◆ 文書本文 ◆
----------------
湘南SPレコード愛好会

鎌倉・大磯を起点に年に4回例会を開催し、蓄音機の様々な活動をしております。

第7回例会

2013年04月16日 | 連絡・報告
日時:平成25年4月14日(日)午後4時~
会場:カフェサンスーシ(鎌倉)

EMG Mark7による、ポピュラー・歌謡曲 リクエスト特集
担当:渡邉 治雄




    

○EMGについて

イギリスのEMG Mark7はEMGの蓄音機の中でも、一番良い蓄音機と評価されていて、この機種だけホーンにエボナイトを使用し、他の機種の紙のホーンと違い材質が堅いことで低音域が締まった音に聞こえます。またホーンを外部に出さず箱の中に収めたことで、低音域がホーンの内部で共鳴してもホーンが揺さぶられることがなく、音の歪が少なくなっています。更にホーンの形が円形型エクスポーネンシャルのため、一つの周波数の共鳴が一カ所(一つの面)でしか共鳴しないため、どこで聞いても音の位相はずれることがありません。EMGが他の蓄音機よりも更にハイファイの音を再生することに執着したことが伺われます。
今回、使用したサウンドボックスはEMGの2スプリング、針圧は75グラムに調整、ホーンから1メートルの位置で300Hzから3000Hzまでフラットな周波数特性で、音圧はラウドの鉄針で再生することで95dBSPL出ています。
----------------
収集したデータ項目
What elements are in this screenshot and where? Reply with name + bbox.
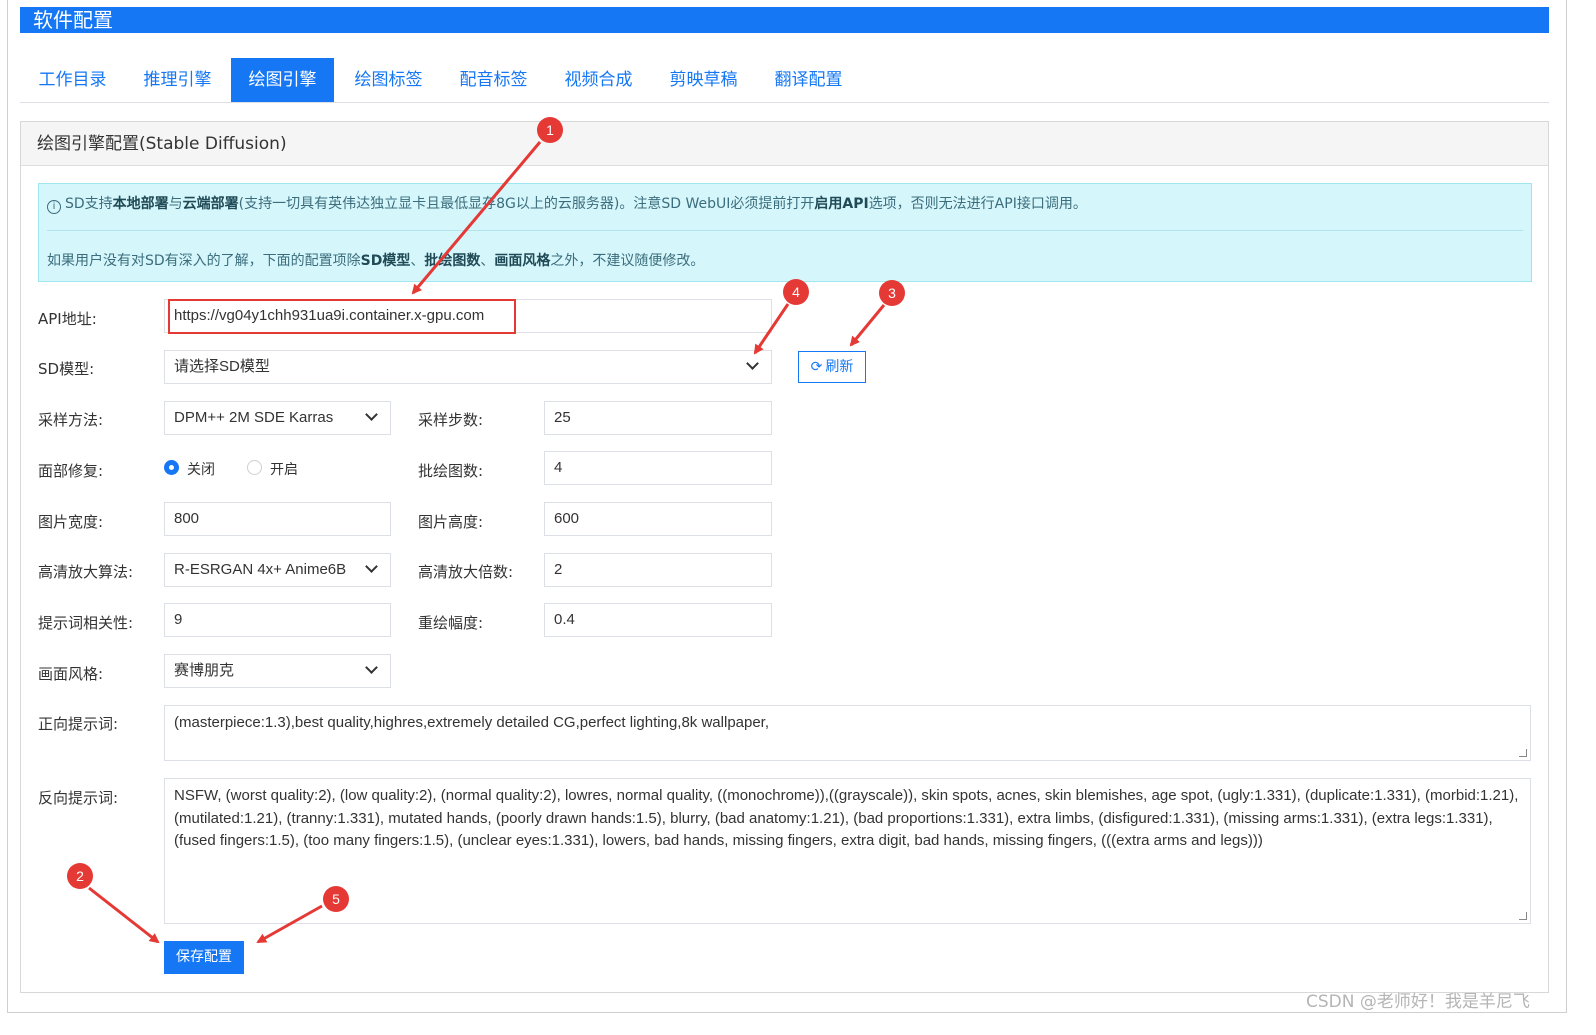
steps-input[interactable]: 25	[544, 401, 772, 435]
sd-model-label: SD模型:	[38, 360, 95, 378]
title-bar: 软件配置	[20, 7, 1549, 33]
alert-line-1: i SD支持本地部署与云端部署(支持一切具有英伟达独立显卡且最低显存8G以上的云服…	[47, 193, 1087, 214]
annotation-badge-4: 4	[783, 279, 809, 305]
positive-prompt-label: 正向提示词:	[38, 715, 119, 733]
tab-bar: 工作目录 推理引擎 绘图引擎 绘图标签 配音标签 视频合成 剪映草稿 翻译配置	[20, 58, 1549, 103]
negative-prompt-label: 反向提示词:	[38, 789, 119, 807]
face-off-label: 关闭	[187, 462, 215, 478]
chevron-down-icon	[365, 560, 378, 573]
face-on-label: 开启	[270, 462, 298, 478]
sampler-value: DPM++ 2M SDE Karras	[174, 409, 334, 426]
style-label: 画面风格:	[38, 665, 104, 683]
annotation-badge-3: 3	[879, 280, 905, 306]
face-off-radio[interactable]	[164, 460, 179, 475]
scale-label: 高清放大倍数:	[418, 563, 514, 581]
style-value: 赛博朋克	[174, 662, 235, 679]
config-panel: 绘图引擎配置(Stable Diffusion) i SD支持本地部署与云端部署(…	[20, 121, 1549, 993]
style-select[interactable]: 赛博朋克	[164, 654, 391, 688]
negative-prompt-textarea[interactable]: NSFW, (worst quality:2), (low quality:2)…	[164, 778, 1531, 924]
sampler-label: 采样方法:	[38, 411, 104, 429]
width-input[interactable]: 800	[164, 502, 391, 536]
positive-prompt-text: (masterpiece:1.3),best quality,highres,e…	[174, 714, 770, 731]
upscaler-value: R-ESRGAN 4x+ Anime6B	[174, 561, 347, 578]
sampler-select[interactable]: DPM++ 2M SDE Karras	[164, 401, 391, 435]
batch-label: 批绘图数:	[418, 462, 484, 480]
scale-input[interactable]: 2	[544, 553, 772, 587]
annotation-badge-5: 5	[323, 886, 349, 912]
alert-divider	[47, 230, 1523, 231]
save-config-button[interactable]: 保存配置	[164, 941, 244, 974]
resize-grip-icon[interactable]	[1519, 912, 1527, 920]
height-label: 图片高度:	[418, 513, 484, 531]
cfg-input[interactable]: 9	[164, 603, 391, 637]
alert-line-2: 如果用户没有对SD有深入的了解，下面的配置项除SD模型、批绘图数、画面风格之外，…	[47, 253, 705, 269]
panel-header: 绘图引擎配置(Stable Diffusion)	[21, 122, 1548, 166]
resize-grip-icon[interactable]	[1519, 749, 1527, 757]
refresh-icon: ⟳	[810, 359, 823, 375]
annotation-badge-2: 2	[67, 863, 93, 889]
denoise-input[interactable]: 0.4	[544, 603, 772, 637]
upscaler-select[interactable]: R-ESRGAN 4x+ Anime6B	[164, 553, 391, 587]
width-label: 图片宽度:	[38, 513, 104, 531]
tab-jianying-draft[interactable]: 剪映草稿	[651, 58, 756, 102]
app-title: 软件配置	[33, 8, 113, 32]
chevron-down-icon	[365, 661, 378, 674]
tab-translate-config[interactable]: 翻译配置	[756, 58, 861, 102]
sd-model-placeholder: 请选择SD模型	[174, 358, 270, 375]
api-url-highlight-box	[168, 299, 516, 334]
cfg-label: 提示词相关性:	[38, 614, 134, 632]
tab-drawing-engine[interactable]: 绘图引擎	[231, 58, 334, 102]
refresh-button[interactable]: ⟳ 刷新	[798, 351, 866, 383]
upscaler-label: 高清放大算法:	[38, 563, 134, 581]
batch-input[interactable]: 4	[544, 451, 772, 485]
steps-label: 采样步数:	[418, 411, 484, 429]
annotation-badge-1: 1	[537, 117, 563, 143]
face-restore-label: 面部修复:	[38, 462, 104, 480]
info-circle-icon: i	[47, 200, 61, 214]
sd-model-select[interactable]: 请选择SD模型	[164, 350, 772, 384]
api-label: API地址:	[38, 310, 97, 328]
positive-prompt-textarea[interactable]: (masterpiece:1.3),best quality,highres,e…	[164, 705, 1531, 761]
----------------
◆ 課題 ◆
SPレコード愛好会の例会報告について、「イギリスのEMG Mark7」の語句から書き始め、「に執着したことが伺われます。」の語句で終わる部分を一字一句違えずに打ち直してください。

◆ 解答 ◆
イギリスのEMG Mark7はEMGの蓄音機の中でも、一番良い蓄音機と評価されていて、この機種だけホーンにエボナイトを使用し、他の機種の紙のホーンと違い材質が堅いことで低音域が締まった音に聞こえます。またホーンを外部に出さず箱の中に収めたことで、低音域がホーンの内部で共鳴してもホーンが揺さぶられることがなく、音の歪が少なくなっています。更にホーンの形が円形型エクスポーネンシャルのため、一つの周波数の共鳴が一カ所(一つの面)でしか共鳴しないため、どこで聞いても音の位相はずれることがありません。EMGが他の蓄音機よりも更にハイファイの音を再生することに執着したことが伺われます。